| Document section |
- - - - - - -
Posted by: pauladefougerolles | January 21, 2010

Princess Eadgyth (910-946 A.D.) is returned to England

Once again, medieval history (and my old department at Cambridge, Anglo-Saxon, Norse and Celtic ) is in the news, this time in relation to skeletal remains found in a crypt in the Cathedral of Madeburg, Germany, which may shortly prove to be those of the beloved tenth-century English princess Eadgyth (Edith).  Eadgyth, the daughter of Edward the Elder and granddaughter of Alfred the Great, was married off by her half-brother, King Aethelstan, to Duke Otto of Saxony, the future Holy Roman Emporer.  Beloved by the people for her beauty, charity, and charm, Eadgyth was lauded in her time as “the best of all women”.
- - - - - - -
| Entries shown |
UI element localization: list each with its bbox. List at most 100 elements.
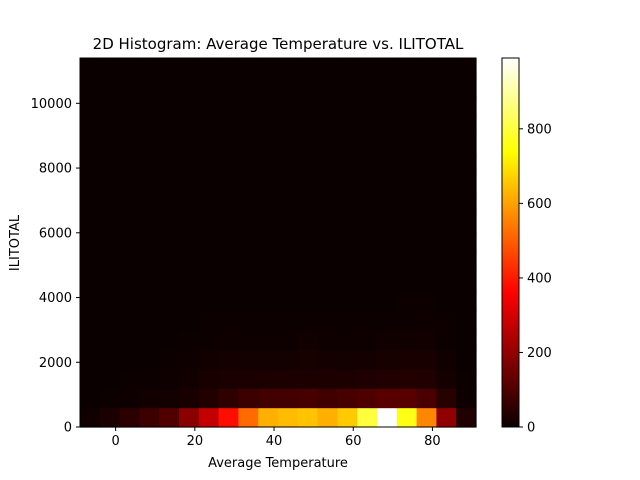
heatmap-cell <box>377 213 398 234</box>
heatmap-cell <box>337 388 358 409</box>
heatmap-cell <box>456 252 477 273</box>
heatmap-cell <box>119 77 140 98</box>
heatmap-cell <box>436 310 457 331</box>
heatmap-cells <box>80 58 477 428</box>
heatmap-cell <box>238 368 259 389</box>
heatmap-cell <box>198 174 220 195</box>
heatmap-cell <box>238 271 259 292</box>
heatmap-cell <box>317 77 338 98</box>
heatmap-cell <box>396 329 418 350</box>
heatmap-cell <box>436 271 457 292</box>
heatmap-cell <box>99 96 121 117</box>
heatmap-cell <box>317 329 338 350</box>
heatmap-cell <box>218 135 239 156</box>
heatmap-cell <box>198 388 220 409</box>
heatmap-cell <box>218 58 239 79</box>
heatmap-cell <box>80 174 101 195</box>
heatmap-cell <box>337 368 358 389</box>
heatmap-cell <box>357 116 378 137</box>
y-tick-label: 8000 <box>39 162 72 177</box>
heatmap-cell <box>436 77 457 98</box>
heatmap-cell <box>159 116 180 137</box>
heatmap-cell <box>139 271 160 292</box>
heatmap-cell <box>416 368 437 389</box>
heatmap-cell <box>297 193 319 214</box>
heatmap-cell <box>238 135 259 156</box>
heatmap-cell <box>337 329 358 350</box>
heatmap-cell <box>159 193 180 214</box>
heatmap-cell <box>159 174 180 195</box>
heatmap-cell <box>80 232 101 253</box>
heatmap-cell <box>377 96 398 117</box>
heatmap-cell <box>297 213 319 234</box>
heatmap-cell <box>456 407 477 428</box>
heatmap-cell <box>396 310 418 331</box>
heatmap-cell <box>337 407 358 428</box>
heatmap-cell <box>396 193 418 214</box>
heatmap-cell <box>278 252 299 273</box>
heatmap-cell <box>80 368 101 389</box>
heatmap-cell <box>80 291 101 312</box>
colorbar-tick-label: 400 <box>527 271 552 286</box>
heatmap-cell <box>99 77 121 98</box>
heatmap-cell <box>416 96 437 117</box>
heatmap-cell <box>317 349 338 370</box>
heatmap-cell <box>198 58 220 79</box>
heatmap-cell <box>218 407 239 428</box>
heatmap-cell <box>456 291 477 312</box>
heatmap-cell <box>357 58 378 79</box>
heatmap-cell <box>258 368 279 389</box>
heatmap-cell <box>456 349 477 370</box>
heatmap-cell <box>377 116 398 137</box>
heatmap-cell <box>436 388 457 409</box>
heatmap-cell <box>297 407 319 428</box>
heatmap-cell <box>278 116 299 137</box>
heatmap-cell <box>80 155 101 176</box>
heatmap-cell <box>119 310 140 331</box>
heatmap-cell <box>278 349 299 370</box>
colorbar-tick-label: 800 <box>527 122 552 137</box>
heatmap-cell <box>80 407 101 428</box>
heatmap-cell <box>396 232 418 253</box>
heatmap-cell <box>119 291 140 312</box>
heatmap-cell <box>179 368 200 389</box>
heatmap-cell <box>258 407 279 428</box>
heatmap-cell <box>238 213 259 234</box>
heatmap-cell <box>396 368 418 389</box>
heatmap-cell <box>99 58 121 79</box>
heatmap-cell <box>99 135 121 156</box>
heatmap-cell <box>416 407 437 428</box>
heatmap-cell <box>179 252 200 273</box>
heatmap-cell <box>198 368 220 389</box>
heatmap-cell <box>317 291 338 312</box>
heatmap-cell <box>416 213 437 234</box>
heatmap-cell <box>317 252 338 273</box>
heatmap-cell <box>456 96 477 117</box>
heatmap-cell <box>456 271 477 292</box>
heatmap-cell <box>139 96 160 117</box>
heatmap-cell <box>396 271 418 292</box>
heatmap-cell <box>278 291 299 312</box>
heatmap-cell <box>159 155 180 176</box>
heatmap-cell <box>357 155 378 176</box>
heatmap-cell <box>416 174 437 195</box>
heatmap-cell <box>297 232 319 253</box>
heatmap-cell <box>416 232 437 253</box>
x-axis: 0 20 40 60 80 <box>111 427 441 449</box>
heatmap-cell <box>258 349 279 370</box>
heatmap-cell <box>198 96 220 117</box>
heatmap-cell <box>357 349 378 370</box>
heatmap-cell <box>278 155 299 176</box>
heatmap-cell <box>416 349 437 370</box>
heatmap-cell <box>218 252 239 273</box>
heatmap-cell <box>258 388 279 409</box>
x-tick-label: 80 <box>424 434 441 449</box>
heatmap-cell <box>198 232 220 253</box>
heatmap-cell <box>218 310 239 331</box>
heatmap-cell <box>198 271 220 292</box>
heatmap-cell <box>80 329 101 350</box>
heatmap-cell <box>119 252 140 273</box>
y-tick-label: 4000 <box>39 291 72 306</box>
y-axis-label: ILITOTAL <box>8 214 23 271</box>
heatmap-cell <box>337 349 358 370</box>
- - - - - - -
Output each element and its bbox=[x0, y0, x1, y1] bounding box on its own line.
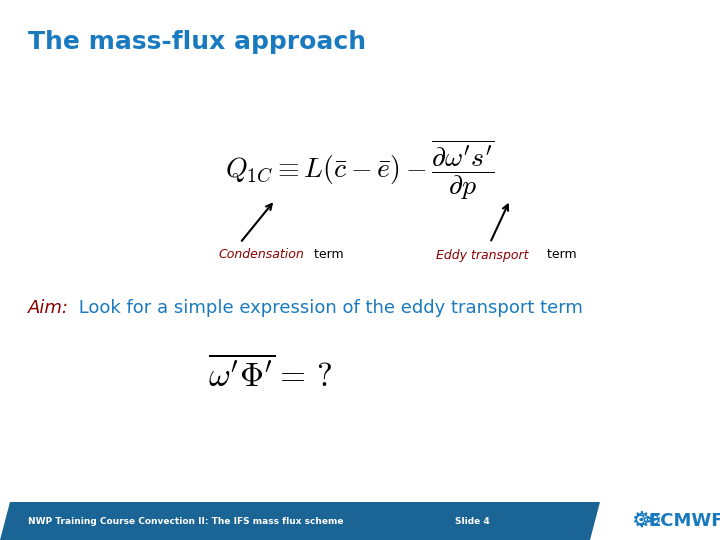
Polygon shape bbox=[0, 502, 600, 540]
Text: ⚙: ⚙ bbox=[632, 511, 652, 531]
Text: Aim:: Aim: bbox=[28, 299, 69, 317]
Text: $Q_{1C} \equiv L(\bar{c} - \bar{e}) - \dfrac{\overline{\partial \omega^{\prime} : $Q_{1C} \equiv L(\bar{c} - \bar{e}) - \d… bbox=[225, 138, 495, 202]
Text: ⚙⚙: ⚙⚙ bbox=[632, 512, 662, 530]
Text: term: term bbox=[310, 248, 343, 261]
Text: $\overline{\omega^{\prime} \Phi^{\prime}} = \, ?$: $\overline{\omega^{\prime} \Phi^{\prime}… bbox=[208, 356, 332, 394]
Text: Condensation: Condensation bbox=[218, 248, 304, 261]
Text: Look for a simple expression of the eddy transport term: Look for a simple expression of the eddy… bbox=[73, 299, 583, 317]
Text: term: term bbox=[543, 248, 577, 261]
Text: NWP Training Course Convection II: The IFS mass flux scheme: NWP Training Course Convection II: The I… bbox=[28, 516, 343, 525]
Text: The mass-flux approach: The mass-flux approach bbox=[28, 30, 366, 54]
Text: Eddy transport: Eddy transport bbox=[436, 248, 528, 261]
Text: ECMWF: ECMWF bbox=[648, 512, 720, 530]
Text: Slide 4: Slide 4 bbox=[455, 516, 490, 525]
- - - - - - -
Carry on the blog post about Princess Eadgyth from the point where it stops.

| Answer to this exercise |
The lead coffin bearing the silk-enshrouded remains was discovered in 2008 inside a stone sarcophagus previously thought empty.  Inscriptions on the coffin which name the occupant as Eadgyth also state that, prior to their re-internment in Madeburg Cathedral in 1510, the remains had already been moved twice—a fact previously known from written sources.  The skeleton has now been taken to Bristol University to undergo strontium isotope analysis.  (Strontium isotope levels in tooth enamel can pinpoint where a person grew up.)  If the bones can be proven to be from Western or Southern England (that is, the Anglo-Saxon kingdoms of Wessex or Mercia where it is known Eadgyth spent her childhood), then there will be no doubt that they are Eadgyth’s.  They will also be the earliest identifiable remains from Anglo-Saxon England.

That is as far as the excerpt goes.